*Directions*: Lines holding the string "bullshit" are the ones to copy from this listing.

-*-

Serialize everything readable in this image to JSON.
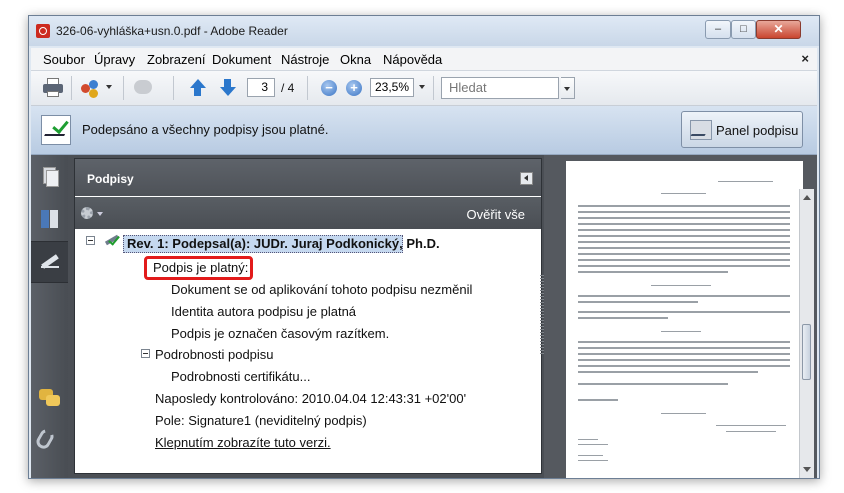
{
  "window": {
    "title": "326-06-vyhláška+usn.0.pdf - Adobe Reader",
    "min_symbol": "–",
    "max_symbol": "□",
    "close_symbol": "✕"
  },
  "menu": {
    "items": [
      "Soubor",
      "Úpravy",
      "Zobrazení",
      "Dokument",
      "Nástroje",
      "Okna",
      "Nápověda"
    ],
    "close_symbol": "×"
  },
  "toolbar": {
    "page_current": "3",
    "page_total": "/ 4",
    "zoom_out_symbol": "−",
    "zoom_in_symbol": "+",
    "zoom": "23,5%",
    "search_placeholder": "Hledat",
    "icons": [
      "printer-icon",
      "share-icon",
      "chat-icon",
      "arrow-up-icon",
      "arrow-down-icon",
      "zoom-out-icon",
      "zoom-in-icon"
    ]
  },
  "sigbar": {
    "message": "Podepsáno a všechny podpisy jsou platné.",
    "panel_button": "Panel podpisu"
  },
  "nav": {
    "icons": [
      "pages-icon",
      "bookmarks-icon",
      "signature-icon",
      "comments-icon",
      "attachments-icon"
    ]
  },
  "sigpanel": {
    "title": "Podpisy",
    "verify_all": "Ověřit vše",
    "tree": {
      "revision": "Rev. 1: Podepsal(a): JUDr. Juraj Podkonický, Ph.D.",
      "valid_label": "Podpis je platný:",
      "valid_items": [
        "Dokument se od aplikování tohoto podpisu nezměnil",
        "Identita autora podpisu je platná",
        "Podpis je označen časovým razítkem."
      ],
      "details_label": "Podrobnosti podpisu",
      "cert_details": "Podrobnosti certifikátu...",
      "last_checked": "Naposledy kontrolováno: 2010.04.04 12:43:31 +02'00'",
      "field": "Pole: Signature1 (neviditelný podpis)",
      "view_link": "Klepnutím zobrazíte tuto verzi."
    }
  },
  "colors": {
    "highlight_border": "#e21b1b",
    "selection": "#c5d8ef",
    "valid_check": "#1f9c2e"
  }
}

-*-

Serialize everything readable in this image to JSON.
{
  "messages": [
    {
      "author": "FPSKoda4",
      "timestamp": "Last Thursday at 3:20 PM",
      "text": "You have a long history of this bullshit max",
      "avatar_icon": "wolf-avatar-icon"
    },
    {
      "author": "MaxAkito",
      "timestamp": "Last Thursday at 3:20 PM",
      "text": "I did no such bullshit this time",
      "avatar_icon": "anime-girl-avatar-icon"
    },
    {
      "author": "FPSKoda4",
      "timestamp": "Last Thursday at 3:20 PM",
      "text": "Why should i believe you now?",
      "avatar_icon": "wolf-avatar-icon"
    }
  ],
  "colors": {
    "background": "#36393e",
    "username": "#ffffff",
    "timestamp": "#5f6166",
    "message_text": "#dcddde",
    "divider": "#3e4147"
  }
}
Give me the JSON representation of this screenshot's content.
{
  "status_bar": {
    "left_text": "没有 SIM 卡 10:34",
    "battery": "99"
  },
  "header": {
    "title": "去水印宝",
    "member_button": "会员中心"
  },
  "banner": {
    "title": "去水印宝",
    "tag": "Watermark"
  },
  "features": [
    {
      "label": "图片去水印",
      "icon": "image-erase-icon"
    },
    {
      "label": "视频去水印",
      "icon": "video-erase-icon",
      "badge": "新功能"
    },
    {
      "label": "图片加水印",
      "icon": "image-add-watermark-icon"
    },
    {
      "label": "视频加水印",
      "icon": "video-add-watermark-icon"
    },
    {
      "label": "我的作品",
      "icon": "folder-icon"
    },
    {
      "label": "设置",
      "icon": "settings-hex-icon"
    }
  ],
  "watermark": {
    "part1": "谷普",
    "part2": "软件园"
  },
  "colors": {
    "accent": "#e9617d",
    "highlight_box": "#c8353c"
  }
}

-*-

*Result for this exercise*:
      "text": "You have a long history of this bullshit max",
      "text": "I did no such bullshit this time",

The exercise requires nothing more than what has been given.